Dataset rows about figures
++++++++++

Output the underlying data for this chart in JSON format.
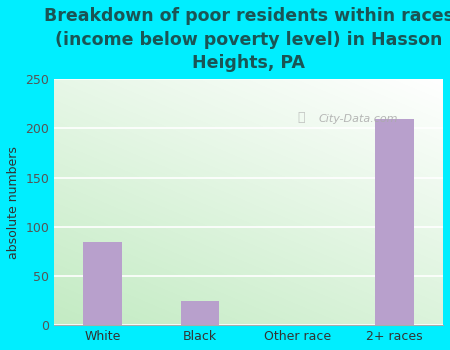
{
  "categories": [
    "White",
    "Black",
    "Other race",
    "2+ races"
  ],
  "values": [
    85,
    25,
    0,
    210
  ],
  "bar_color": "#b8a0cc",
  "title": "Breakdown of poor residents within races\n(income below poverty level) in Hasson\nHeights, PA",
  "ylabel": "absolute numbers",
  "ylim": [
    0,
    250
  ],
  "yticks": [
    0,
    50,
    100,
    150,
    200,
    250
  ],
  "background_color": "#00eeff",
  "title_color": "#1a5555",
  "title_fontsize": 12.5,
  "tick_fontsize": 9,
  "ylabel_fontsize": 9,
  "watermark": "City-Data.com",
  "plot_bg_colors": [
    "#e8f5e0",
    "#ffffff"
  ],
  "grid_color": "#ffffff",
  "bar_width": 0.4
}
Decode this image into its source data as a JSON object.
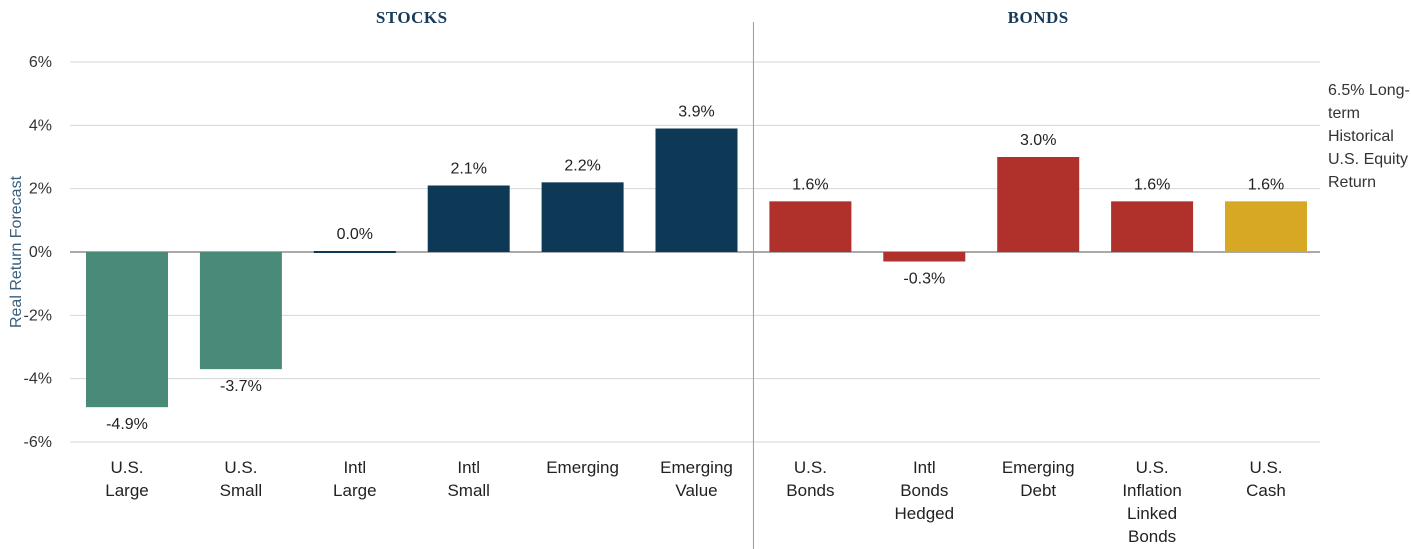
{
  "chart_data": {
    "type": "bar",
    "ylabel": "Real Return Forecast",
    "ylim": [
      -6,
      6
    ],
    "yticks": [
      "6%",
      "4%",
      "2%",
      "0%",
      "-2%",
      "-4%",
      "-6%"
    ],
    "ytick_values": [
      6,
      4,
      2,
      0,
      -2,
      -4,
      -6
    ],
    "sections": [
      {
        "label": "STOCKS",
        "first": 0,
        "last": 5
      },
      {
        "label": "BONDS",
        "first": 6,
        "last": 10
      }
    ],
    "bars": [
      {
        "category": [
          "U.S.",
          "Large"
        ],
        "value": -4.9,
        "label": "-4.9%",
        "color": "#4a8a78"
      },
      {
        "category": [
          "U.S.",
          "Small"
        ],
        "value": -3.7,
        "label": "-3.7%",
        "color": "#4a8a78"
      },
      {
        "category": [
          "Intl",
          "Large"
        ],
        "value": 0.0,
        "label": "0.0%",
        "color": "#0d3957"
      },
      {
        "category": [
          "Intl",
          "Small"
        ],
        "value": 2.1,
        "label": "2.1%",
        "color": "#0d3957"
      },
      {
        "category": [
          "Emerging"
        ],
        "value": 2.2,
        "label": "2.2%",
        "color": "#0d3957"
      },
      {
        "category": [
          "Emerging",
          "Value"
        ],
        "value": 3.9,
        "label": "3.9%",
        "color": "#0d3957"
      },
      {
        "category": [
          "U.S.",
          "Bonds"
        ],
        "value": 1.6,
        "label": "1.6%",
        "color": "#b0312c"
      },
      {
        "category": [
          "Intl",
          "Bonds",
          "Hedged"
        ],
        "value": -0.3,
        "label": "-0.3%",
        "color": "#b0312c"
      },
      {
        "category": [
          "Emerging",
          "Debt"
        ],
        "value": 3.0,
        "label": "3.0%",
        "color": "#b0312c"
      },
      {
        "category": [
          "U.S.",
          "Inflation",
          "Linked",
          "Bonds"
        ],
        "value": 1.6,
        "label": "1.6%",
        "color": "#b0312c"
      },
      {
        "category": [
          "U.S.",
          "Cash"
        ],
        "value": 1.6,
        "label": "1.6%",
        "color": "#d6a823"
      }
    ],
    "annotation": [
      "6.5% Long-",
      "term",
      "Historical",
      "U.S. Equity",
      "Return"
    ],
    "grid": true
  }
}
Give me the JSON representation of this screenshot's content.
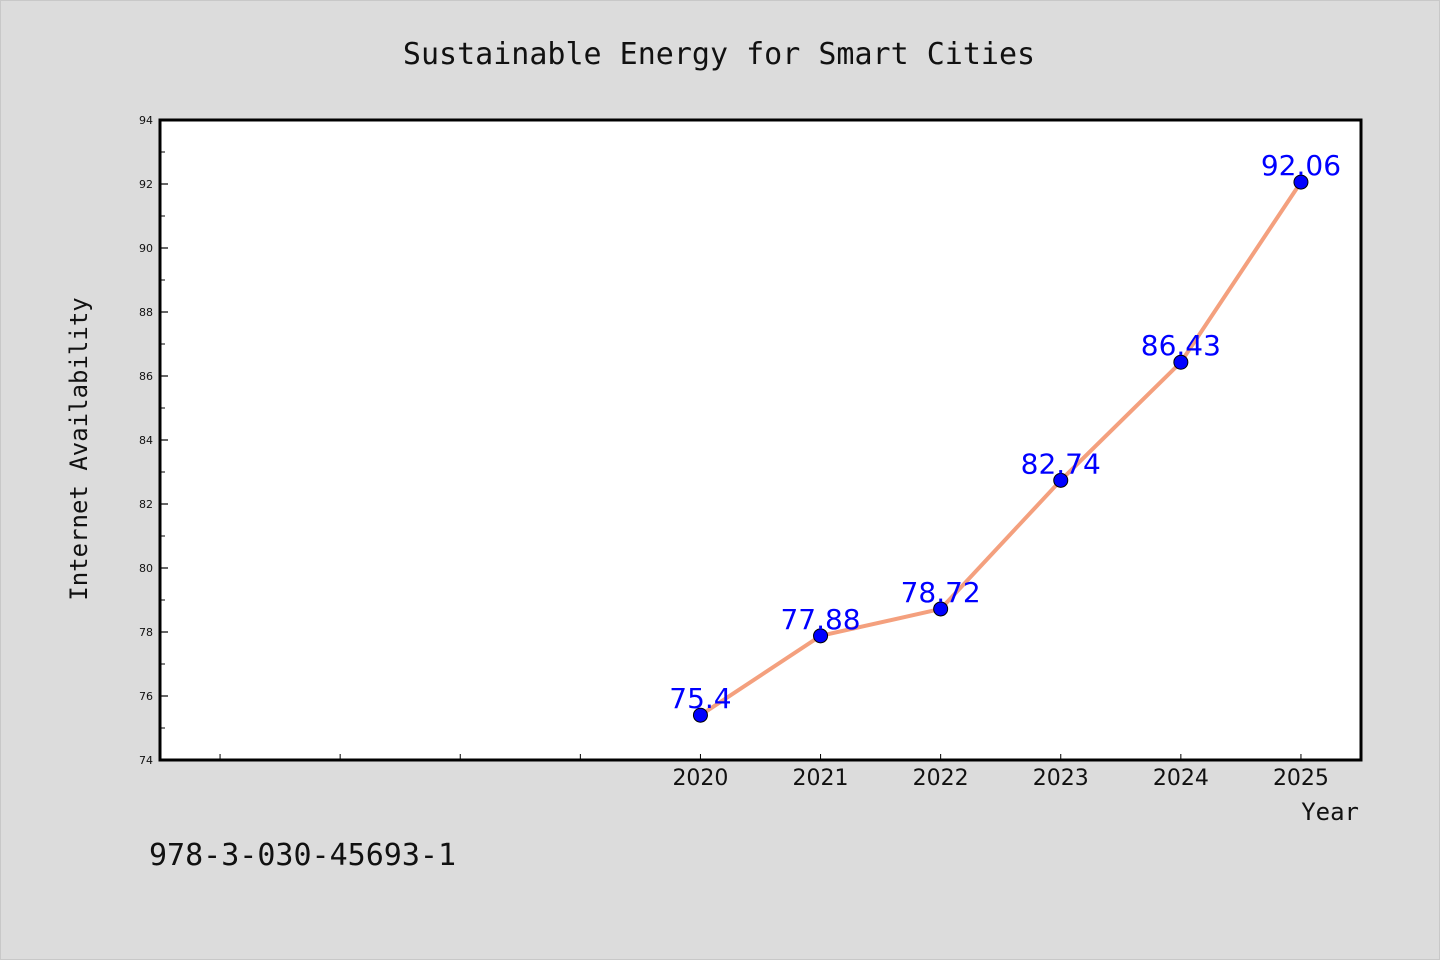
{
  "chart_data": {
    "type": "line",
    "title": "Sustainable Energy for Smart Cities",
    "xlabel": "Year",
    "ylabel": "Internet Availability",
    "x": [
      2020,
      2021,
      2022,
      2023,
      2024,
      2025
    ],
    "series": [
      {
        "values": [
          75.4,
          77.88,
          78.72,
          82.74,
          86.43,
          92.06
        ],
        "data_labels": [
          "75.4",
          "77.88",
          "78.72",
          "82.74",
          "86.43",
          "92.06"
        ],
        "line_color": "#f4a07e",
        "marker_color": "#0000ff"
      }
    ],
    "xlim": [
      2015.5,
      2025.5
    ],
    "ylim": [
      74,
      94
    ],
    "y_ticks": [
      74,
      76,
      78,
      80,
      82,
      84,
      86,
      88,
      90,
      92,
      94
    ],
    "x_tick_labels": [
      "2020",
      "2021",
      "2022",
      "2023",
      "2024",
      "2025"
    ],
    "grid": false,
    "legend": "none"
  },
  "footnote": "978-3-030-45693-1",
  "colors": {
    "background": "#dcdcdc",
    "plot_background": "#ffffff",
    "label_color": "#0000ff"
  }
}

++++++++++

### Set task
Determine how many lines include the string "JSON". Give no answer but the number.

### Correct response
3